▶ The request: Copy the items below word for word, starting at the very beginning and continuing through the line that contains "svg-text:2: 2 [114,86,121,101]", including that line.

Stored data
________

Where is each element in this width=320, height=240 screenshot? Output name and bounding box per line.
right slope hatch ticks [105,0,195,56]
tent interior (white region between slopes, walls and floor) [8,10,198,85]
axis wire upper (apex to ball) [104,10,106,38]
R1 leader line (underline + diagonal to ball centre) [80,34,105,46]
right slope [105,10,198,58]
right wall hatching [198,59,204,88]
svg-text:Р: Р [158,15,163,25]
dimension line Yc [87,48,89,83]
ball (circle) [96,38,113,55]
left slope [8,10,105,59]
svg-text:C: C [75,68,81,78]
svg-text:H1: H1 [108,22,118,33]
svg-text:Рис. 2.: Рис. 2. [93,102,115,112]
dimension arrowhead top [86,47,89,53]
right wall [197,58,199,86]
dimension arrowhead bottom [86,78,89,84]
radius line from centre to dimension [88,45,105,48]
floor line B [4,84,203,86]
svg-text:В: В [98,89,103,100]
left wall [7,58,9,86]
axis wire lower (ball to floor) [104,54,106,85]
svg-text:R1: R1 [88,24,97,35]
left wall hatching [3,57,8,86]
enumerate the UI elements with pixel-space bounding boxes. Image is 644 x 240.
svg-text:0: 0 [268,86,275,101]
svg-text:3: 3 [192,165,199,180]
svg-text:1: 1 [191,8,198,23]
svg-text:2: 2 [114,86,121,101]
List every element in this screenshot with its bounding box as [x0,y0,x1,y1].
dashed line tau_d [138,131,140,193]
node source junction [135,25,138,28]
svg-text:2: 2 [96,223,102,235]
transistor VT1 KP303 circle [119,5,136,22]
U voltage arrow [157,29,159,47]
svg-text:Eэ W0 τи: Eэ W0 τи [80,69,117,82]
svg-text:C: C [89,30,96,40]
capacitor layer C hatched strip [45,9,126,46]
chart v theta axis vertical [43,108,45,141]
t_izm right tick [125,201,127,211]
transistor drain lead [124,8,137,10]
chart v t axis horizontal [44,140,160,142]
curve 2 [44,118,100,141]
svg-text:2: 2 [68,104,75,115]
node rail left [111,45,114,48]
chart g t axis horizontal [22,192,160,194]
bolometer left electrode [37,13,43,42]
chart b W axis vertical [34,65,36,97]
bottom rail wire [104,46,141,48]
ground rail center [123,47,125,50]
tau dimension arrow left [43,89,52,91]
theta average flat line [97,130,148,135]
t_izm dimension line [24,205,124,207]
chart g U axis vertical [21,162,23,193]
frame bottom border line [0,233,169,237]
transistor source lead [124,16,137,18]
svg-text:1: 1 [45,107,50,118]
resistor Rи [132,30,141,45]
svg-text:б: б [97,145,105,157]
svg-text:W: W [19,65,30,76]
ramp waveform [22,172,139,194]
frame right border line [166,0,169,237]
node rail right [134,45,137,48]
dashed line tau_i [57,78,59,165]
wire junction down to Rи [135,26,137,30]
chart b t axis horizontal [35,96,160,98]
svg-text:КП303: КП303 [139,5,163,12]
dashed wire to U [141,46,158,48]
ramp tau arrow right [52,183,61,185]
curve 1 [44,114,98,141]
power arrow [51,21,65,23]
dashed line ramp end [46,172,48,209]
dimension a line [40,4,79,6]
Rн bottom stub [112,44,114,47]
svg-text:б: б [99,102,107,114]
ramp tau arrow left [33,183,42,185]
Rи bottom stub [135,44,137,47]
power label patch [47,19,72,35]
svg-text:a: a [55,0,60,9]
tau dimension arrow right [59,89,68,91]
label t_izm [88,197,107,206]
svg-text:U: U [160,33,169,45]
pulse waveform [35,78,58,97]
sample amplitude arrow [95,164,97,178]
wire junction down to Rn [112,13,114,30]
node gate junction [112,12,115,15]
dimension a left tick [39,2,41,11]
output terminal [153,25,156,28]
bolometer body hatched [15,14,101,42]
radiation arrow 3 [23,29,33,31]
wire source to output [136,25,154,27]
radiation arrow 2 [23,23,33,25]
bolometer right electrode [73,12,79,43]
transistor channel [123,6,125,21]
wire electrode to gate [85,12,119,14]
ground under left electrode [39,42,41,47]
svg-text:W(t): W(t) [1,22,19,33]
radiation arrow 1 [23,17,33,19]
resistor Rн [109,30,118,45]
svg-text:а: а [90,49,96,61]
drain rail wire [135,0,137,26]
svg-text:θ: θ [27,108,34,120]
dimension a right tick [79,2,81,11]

________

▶ Worked solution:
Where is each element in this width=320, height=240 screenshot? Output name and bounding box per line.
right slope hatch ticks [105,0,195,56]
tent interior (white region between slopes, walls and floor) [8,10,198,85]
axis wire upper (apex to ball) [104,10,106,38]
R1 leader line (underline + diagonal to ball centre) [80,34,105,46]
right slope [105,10,198,58]
right wall hatching [198,59,204,88]
svg-text:Р: Р [158,15,163,25]
dimension line Yc [87,48,89,83]
ball (circle) [96,38,113,55]
left slope [8,10,105,59]
svg-text:C: C [75,68,81,78]
svg-text:H1: H1 [108,22,118,33]
svg-text:Рис. 2.: Рис. 2. [93,102,115,112]
dimension arrowhead top [86,47,89,53]
right wall [197,58,199,86]
dimension arrowhead bottom [86,78,89,84]
radius line from centre to dimension [88,45,105,48]
floor line B [4,84,203,86]
svg-text:В: В [98,89,103,100]
left wall [7,58,9,86]
axis wire lower (ball to floor) [104,54,106,85]
svg-text:R1: R1 [88,24,97,35]
left wall hatching [3,57,8,86]
enumerate the UI elements with pixel-space bounding boxes. Image is 644 x 240.
svg-text:0: 0 [268,86,275,101]
svg-text:3: 3 [192,165,199,180]
svg-text:1: 1 [191,8,198,23]
svg-text:2: 2 [114,86,121,101]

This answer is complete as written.